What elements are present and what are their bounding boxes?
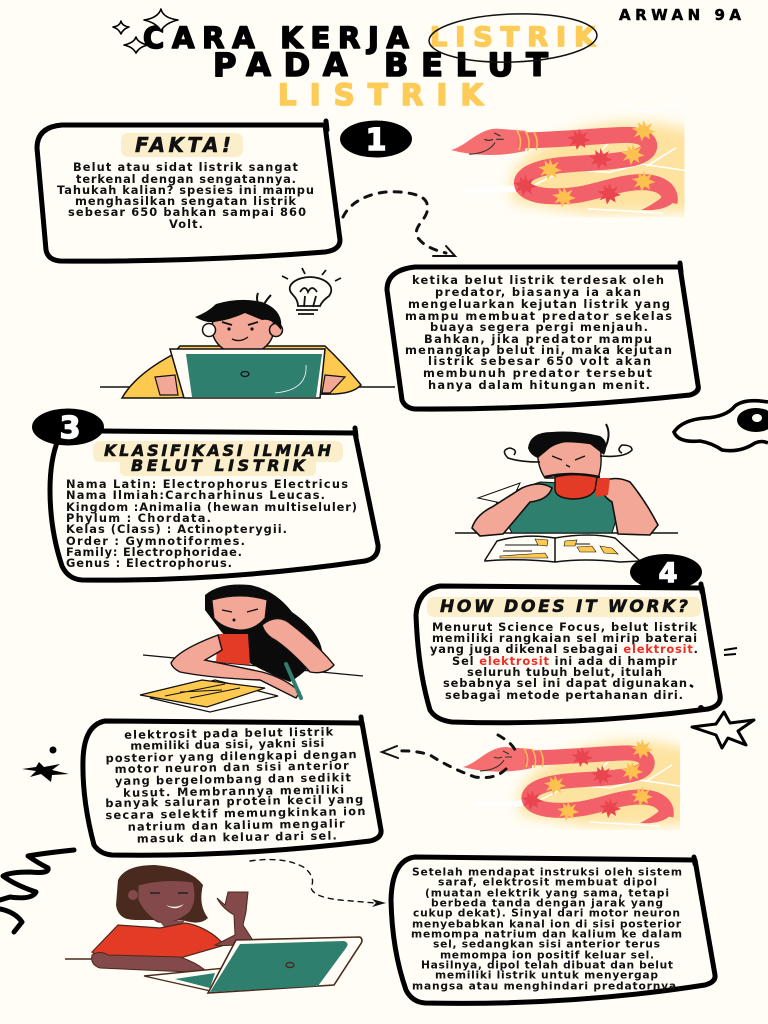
eel illustration top	[451, 102, 695, 213]
text: how does it work: Menurut Science Focus, belut listrik	[432, 620, 697, 634]
text: how does it work: seluruh tubuh belut, itulah	[467, 665, 662, 679]
decoration: egg doodle	[674, 401, 768, 451]
text: predator: ketika belut listrik terdesak oleh	[412, 273, 664, 287]
heading: klasifikasi: KLASIFIKASI ILMIAH	[104, 441, 332, 460]
title	[143, 21, 596, 112]
title oval scribble	[428, 11, 598, 65]
text: fakta: Volt.	[169, 217, 203, 231]
title: PADA BELUT	[213, 46, 548, 84]
icon: open book	[485, 535, 640, 562]
text: final explanation	[411, 866, 682, 992]
icon: sparkles	[113, 9, 178, 53]
text: how does it work: memiliki rangkaian sel mirip baterai	[432, 631, 697, 645]
text: klasifikasi: Nama Ilmiah:Carcharhinus Leucas.	[66, 488, 325, 502]
text: how does it work: sebabnya sel ini dapat digunakan	[443, 676, 687, 690]
text: fakta: Belut atau sidat listrik sangat	[73, 160, 299, 174]
illustration: girl thinking	[140, 584, 363, 712]
text: predator: mampu membuat predator sekelas	[405, 309, 672, 323]
panel: elektrosit	[83, 717, 381, 855]
text: final explanation: Setelah mendapat instruksi oleh sistem	[412, 866, 682, 878]
badge 3: 3	[60, 411, 80, 446]
icon: star left	[22, 762, 69, 782]
badge 4: 4	[659, 558, 677, 589]
text: klasifikasi: Kingdom :Animalia (hewan multiseluler)	[66, 500, 357, 514]
arrow: elektrosit to final panel	[250, 860, 386, 907]
text: fakta: menghasilkan sengatan listrik	[75, 194, 296, 208]
text: elektrosit: banyak saluran protein kecil yang	[105, 792, 363, 810]
text: predator: listrik sebesar 650 volt akan	[428, 354, 651, 368]
decoration: marks	[50, 648, 737, 752]
text: klasifikasi	[66, 477, 357, 570]
text: final explanation: memompa natrium dan kalium ke dalam	[411, 928, 682, 940]
text: elektrosit: motor neuron dan sisi anterior	[115, 758, 349, 776]
icon: yellow papers	[140, 680, 278, 712]
text: final explanation: berbeda tanda dengan jarak yang	[431, 896, 663, 910]
text: fakta	[57, 160, 314, 231]
text: how does it work	[430, 620, 698, 702]
panel: predator	[387, 263, 698, 409]
badge 4	[630, 554, 702, 590]
author label: ARWAN 9A	[619, 6, 741, 24]
badge 1: 1	[366, 123, 386, 158]
badge 3	[32, 408, 104, 446]
arrow: eel to elektrosit panel	[382, 735, 515, 778]
text: how does it work: sebagai metode pertahanan diri.	[445, 688, 683, 702]
heading: klasifikasi: BELUT LISTRIK	[131, 456, 307, 475]
arrow: fakta to predator	[343, 192, 455, 256]
text: elektrosit	[104, 724, 366, 846]
illustration: man drinking with book	[455, 424, 678, 562]
text: final explanation: (muatan elektrik yang sama, tetapi	[425, 886, 669, 900]
heading: klasifikasi	[93, 441, 343, 476]
title: LISTRIK	[430, 22, 596, 53]
text: elektrosit: kusut. Membrannya memiliki	[123, 782, 344, 800]
text: predator: hanya dalam hitungan menit.	[428, 378, 650, 392]
heading: how does it work: HOW DOES IT WORK?	[440, 597, 688, 617]
text: final explanation: memompa ion positif keluar sel.	[440, 948, 654, 962]
icon: light bulb	[282, 268, 341, 314]
text: fakta: Tahukah kalian? spesies ini mampu	[57, 183, 314, 197]
text: predator: menangkap belut ini, maka kejutan	[405, 343, 672, 357]
text: fakta: sebesar 650 bahkan sampai 860	[68, 205, 306, 219]
text: elektrosit: natrium dan kalium mengalir	[128, 816, 345, 834]
text: how does it work: yang juga dikenal sebagai elektrosit.	[430, 642, 698, 656]
text: predator: buaya segera pergi menjauh.	[430, 320, 648, 334]
text: klasifikasi: Phylum : Chordata.	[66, 511, 211, 525]
text: predator: Bahkan, jika predator mampu	[424, 332, 652, 346]
text: elektrosit: masuk dan keluar dari sel.	[137, 828, 337, 846]
text: elektrosit: elektrosit pada belut listrik	[124, 725, 334, 742]
text: klasifikasi: Order : Gymnotiformes.	[66, 534, 245, 548]
panel: how does it work	[416, 584, 720, 723]
text: final explanation: memiliki listrik untuk menyergap	[435, 968, 658, 982]
icon: star right	[692, 712, 754, 748]
panel: fakta	[37, 121, 340, 261]
title: LISTRIK	[278, 78, 485, 112]
text: predator: predator, biasanya ia akan	[435, 285, 641, 299]
text: final explanation: Hasilnya, dipol telah dibuat dan belut	[421, 958, 673, 972]
decoration: squiggle	[0, 850, 74, 932]
text: predator: membunuh predator tersebut	[423, 366, 653, 380]
text: elektrosit: posterior yang dilengkapi dengan	[105, 747, 357, 765]
panel: klasifikasi	[32, 408, 378, 580]
title: CARA KERJA	[143, 21, 410, 55]
badge 1	[340, 120, 412, 158]
text: final explanation: mangsa atau menghindari predatornya.	[412, 980, 681, 992]
text: klasifikasi: Nama Latin: Electrophorus Electricus	[66, 477, 348, 491]
text: elektrosit: memiliki dua sisi, yakni sisi	[130, 736, 324, 753]
text: final explanation: sel, sedangkan sisi anterior terus	[433, 938, 660, 950]
text: predator	[405, 273, 672, 392]
heading: fakta: FAKTA!	[135, 133, 231, 157]
illustration: girl with laptop	[65, 865, 362, 993]
text: final explanation: menyebabkan kanal ion di sisi posterior	[412, 918, 682, 930]
panel: final explanation	[391, 857, 715, 1003]
text: how does it work: Sel elektrosit ini ada di hampir	[452, 654, 677, 668]
text: fakta: terkenal dengan sengatannya.	[76, 172, 296, 186]
text: predator: mengeluarkan kejutan listrik yang	[408, 297, 670, 311]
text: klasifikasi: Genus : Electrophorus.	[66, 556, 232, 570]
text: klasifikasi: Kelas (Class) : Actinopterygii.	[66, 522, 287, 536]
text: klasifikasi: Family: Electrophoridae.	[66, 545, 242, 559]
text: elektrosit: secara selektif memungkinkan ion	[105, 804, 366, 822]
text: final explanation: saraf, elektrosit membuat dipol	[438, 876, 657, 888]
illustration: boy with laptop and light bulb	[100, 268, 395, 398]
eel illustration bottom	[463, 722, 690, 826]
text: elektrosit: yang bergelombang dan sedikit	[115, 770, 352, 788]
text: final explanation: cukup dekat). Sinyal dari motor neuron	[413, 906, 680, 920]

+++++

Only lines that contain the string "does" count; pick each one out of the records and copy it.

text: how does it work: Menurut Science Focus, belut listrik	[432, 620, 697, 634]
text: how does it work: seluruh tubuh belut, itulah	[467, 665, 662, 679]
text: how does it work: memiliki rangkaian sel mirip baterai	[432, 631, 697, 645]
text: how does it work: sebabnya sel ini dapat digunakan	[443, 676, 687, 690]
text: how does it work	[430, 620, 698, 702]
text: how does it work: sebagai metode pertahanan diri.	[445, 688, 683, 702]
heading: how does it work: HOW DOES IT WORK?	[440, 597, 688, 617]
text: how does it work: yang juga dikenal sebagai elektrosit.	[430, 642, 698, 656]
panel: how does it work	[416, 584, 720, 723]
text: how does it work: Sel elektrosit ini ada di hampir	[452, 654, 677, 668]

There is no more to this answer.